◆ WRITTEN TASKS
a. Repeat word for word the part of the interview about the 11-year-old's question, starting at "I'm reminded of" and ending at "God creating Protestants.".
b. Continue the interview about the 11-year-old's question from where it stops.

##### GIVEN PASSAGE

I'm reminded of a story that is somewhat comedic and certainly not as serious in its consequences as the case you just indicated, but your story about one of your 11-year-olds that you worked with as a school teacher that asked about God creating Protestants.

Padraig

Yeah. I was a chaplain, and there was this magnificent 11-year-old who was fantastic at football. I think she'll either grow up to be a footballer or a lawyer, because she had skills in abundance for both of these. She loved to lay out a thesis when she was building something. So I knew her well. And so she said to me, “Padraig, answer me this.” Because I was a chaplain, they called me by my first name. “Answer me this. God made us, right?” And I knew she was just doing the lawyerly thing of establishing an argument. And I was like, “Okay, fine.” I mean, I have questions about what God means and made and all that, but I knew that this was just the opening argument. “So, God made us, right?” And I said, “Yeah, yeah.” “And God loves us all, right?” And again, I have questions about what does that mean to conjugate a verb for the God. Anyway, but I knew that wasn't her final point. And I said, “Yeah, yeah, sure.” And she goes, “Answer me this. Why did God make Protestants?” And that's a serious question. She was born years after the peace agreements, and peace agreements are only the start of something, never the end of something. But I wanted to know why she'd asked that, because she was such a fair-minded individual in her class, and she would not tolerate bullying from amongst her class. But here she was. And I said, “Tell me more about your question.” And she said, “They hate him and they hate us,” as in us, Catholics, and him, God. She's 11, and I just heard that she had been educated very well by a society that had built itself on an imagination that the “they” hate us. And so therefore, because of that imagination, you begin to think that they were made by some other God.

##########
##### DATA SECTION

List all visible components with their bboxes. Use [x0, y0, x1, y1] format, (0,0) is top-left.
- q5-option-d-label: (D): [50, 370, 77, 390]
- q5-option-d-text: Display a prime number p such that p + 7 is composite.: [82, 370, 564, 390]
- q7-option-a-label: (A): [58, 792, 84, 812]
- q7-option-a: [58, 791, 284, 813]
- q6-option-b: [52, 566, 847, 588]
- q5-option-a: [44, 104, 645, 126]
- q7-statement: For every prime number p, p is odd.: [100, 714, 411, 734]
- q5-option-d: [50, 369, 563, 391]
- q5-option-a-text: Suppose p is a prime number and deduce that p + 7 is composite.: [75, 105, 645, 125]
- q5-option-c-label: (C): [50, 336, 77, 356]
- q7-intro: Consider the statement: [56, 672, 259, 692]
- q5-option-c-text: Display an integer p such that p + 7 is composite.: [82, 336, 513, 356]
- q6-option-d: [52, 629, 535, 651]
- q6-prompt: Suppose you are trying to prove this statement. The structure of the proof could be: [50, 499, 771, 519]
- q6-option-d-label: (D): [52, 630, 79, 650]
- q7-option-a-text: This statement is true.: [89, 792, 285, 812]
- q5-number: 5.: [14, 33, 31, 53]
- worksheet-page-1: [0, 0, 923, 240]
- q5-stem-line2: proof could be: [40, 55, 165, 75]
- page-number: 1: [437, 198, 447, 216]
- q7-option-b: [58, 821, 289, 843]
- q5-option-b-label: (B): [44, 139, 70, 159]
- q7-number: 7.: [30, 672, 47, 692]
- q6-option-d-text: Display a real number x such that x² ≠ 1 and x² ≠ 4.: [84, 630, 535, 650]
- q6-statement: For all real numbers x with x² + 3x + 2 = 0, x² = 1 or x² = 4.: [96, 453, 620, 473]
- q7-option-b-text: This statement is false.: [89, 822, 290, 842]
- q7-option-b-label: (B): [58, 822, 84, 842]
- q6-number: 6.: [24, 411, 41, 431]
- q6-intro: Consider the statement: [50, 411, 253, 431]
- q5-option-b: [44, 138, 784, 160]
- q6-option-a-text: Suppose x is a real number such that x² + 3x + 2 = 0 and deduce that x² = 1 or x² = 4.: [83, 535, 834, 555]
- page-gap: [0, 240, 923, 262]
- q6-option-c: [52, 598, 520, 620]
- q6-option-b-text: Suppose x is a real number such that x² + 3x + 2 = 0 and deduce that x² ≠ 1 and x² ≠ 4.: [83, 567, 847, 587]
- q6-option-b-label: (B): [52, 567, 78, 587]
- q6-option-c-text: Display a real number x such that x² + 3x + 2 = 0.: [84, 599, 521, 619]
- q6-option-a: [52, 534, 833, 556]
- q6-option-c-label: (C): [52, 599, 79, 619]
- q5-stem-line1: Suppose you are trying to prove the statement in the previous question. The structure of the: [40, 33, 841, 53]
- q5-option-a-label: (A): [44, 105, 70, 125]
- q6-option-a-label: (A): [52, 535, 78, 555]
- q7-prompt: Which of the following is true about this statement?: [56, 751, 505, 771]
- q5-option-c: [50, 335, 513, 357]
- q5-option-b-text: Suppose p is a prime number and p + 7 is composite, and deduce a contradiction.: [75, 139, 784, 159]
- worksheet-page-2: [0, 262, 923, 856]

##########

◆ RESPONSE LIST
a.
I'm reminded of a story that is somewhat comedic and certainly not as serious in its consequences as the case you just indicated, but your story about one of your 11-year-olds that you worked with as a school teacher that asked about God creating Protestants.

b.
How do you begin to explain that to an 11-year-old? She was very intelligent, but really all she was doing was telling me that she's part of a society that she's part of. And so I said, “I know a lot of Protestants who'd love to have you on their football team.” And she was like, “Really?” I was like, “Yeah, you're brilliant.” And part of me wanted to think the interruption of this narrative is not going to be theoretical. It's going to be human-based. And I'm saying that within an Irish context. I'm not saying that's the same in the United States, but in an Irish context for her, the interruption of that needed to be societal, and needed to be policy-based, but from her point of view, I think she needed to play football with people who she really liked. And then she said--because Ireland had been beaten by France in football the week before, and a handball had been a last minute goal, and it was discovered later on that it was a handball, but only after the match had finished--so when I told her that there were Protestants that I knew who'd love to play football with her, she said, “Answer me another question. What about French people? What God made them?” [Laughter] And we were all united in our hatred over the French that week because of the Ireland loss. So I was like, “You're definitely right. Some other God made the French.” She was magnificent. She'd be in her twenties now, presumably fighting lots of law cases or scoring goals in football.

Lee

Yeah. I've learned from you and Michael McRay about this book, Moving Beyond Sectarianism, and their scale of sectarian danger. Would you talk a little bit about that? I find that just a remarkable sort of construct.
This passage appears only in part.